►

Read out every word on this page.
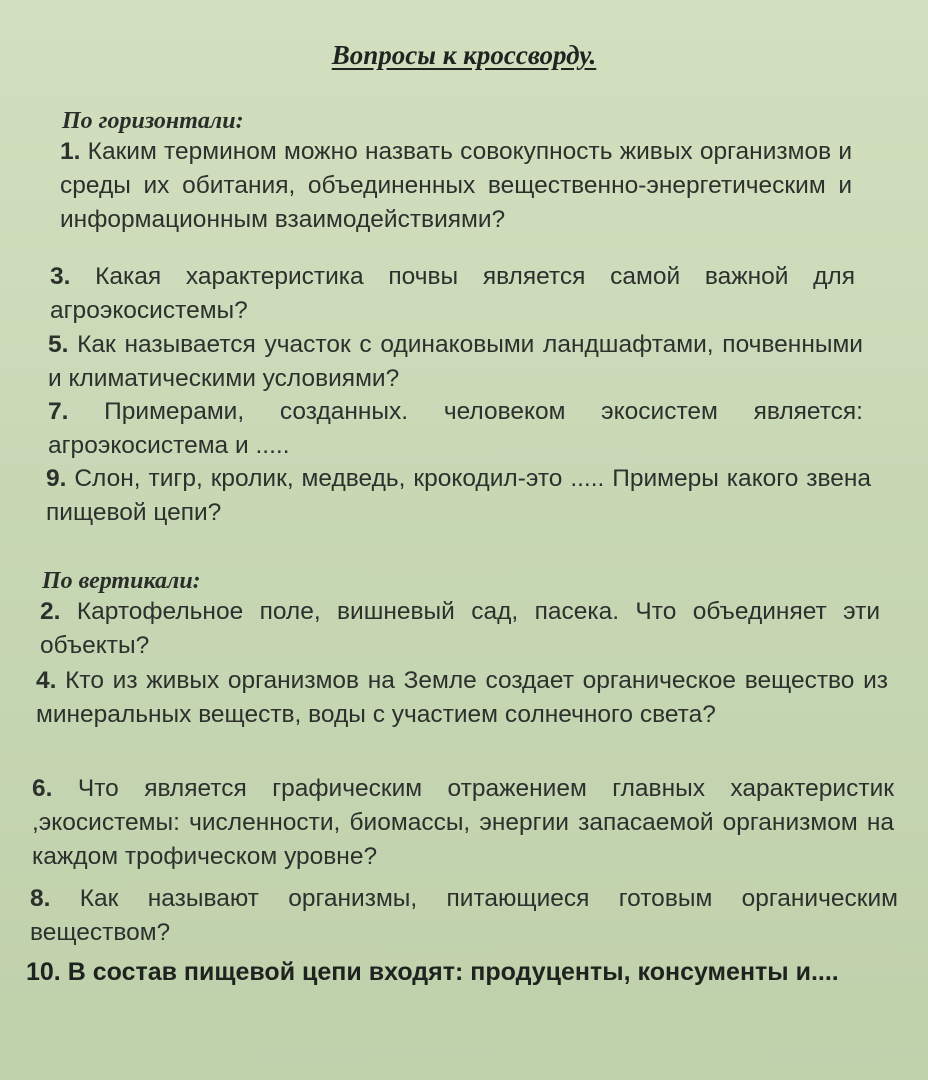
Вопросы к кроссворду.
По горизонтали:
1. Каким термином можно назвать совокупность живых организмов и среды их обитания, объединенных вещественно-энергетическим и информационным взаимодействиями?
3. Какая характеристика почвы является самой важной для агроэкосистемы?
5. Как называется участок с одинаковыми ландшафтами, почвенными и климатическими условиями?
7. Примерами, созданных. человеком экосистем является: агроэкосистема и .....
9. Слон, тигр, кролик, медведь, крокодил-это ..... Примеры какого звена пищевой цепи?
По вертикали:
2. Картофельное поле, вишневый сад, пасека. Что объединяет эти объекты?
4. Кто из живых организмов на Земле создает органическое вещество из минеральных веществ, воды с участием солнечного света?
6. Что является графическим отражением главных характеристик ,экосистемы: численности, биомассы, энергии запасаемой организмом на каждом трофическом уровне?
8. Как называют организмы, питающиеся готовым органическим веществом?
10. В состав пищевой цепи входят: продуценты, консументы и....
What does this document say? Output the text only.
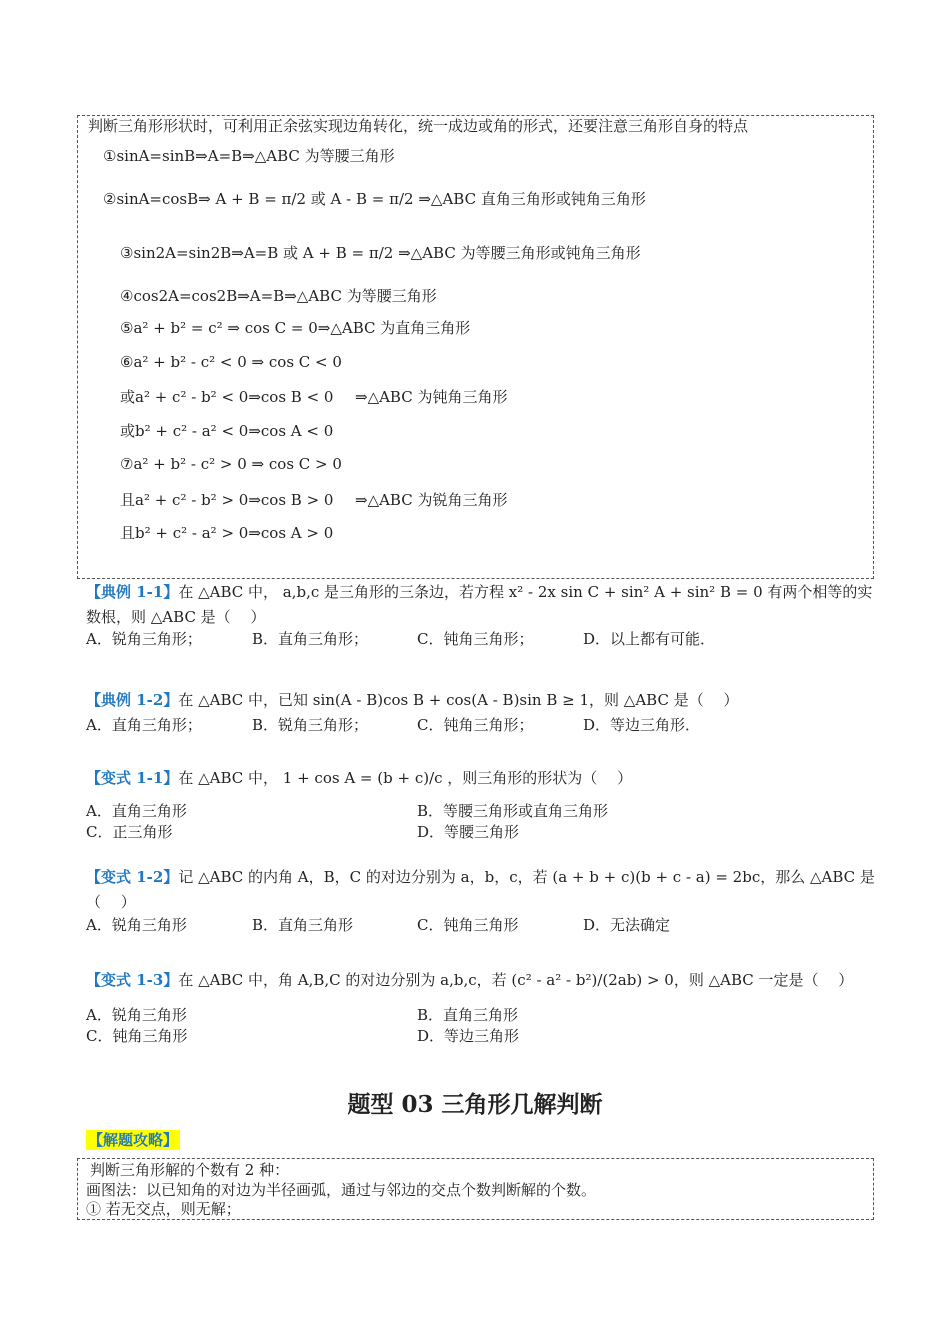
判断三角形形状时，可利用正余弦实现边角转化，统一成边或角的形式，还要注意三角形自身的特点
①sinA=sinB⇒A=B⇒△ABC 为等腰三角形
②sinA=cosB⇒ A + B = π/2 或 A - B = π/2 ⇒△ABC 直角三角形或钝角三角形
③sin2A=sin2B⇒A=B 或 A + B = π/2 ⇒△ABC 为等腰三角形或钝角三角形
④cos2A=cos2B⇒A=B⇒△ABC 为等腰三角形
⑤a² + b² = c² ⇒ cos C = 0⇒△ABC 为直角三角形
⑥a² + b² - c² < 0 ⇒ cos C < 0
或a² + c² - b² < 0⇒cos B < 0 ⇒△ABC 为钝角三角形
或b² + c² - a² < 0⇒cos A < 0
⑦a² + b² - c² > 0 ⇒ cos C > 0
且a² + c² - b² > 0⇒cos B > 0 ⇒△ABC 为锐角三角形
且b² + c² - a² > 0⇒cos A > 0
【典例 1-1】在 △ABC 中， a,b,c 是三角形的三条边，若方程 x² - 2x sin C + sin² A + sin² B = 0 有两个相等的实
数根，则 △ABC 是（　 ）
A．锐角三角形；	B．直角三角形；	C．钝角三角形；	D．以上都有可能．
【典例 1-2】在 △ABC 中，已知 sin(A - B)cos B + cos(A - B)sin B ≥ 1，则 △ABC 是（　 ）
A．直角三角形；	B．锐角三角形；	C．钝角三角形；	D．等边三角形．
【变式 1-1】在 △ABC 中， 1 + cos A = (b + c)/c ，则三角形的形状为（　 ）
A．直角三角形	B．等腰三角形或直角三角形
C．正三角形	D．等腰三角形
【变式 1-2】记 △ABC 的内角 A，B，C 的对边分别为 a，b，c，若 (a + b + c)(b + c - a) = 2bc，那么 △ABC 是
（　 ）
A．锐角三角形	B．直角三角形	C．钝角三角形	D．无法确定
【变式 1-3】在 △ABC 中，角 A,B,C 的对边分别为 a,b,c，若 (c² - a² - b²)/(2ab) > 0，则 △ABC 一定是（　 ）
A．锐角三角形	B．直角三角形
C．钝角三角形	D．等边三角形
题型 03 三角形几解判断
【解题攻略】
判断三角形解的个数有 2 种：
画图法：以已知角的对边为半径画弧，通过与邻边的交点个数判断解的个数。
① 若无交点，则无解；
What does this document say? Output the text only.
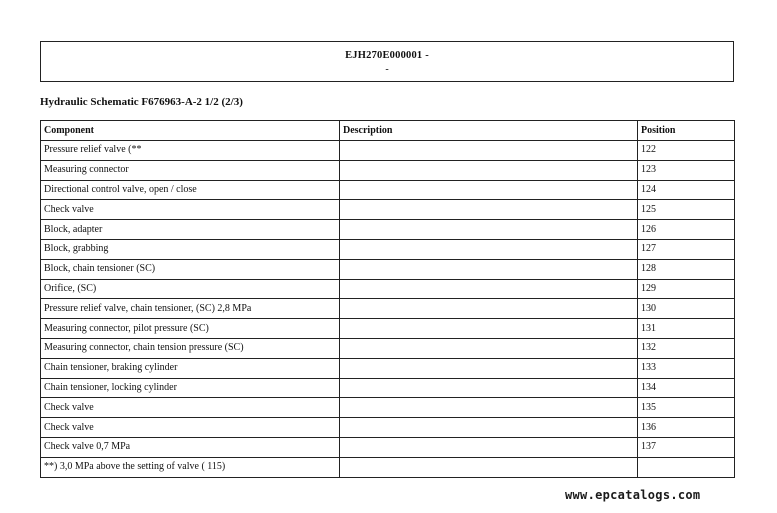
EJH270E000001 -
-
Hydraulic Schematic F676963-A-2 1/2 (2/3)
Component	Description	Position
Pressure relief valve (**		122
Measuring connector		123
Directional control valve, open / close		124
Check valve		125
Block, adapter		126
Block, grabbing		127
Block, chain tensioner (SC)		128
Orifice, (SC)		129
Pressure relief valve, chain tensioner, (SC) 2,8 MPa		130
Measuring connector, pilot pressure (SC)		131
Measuring connector, chain tension pressure (SC)		132
Chain tensioner, braking cylinder		133
Chain tensioner, locking cylinder		134
Check valve		135
Check valve		136
Check valve 0,7 MPa		137
**) 3,0 MPa above the setting of valve ( 115)		
www.epcatalogs.com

◄

## Task statement
Look through the material and copy each line that has "valve".

## The output
Pressure relief valve (**		122
Directional control valve, open / close		124
Check valve		125
Pressure relief valve, chain tensioner, (SC) 2,8 MPa		130
Check valve		135
Check valve		136
Check valve 0,7 MPa		137
**) 3,0 MPa above the setting of valve ( 115)		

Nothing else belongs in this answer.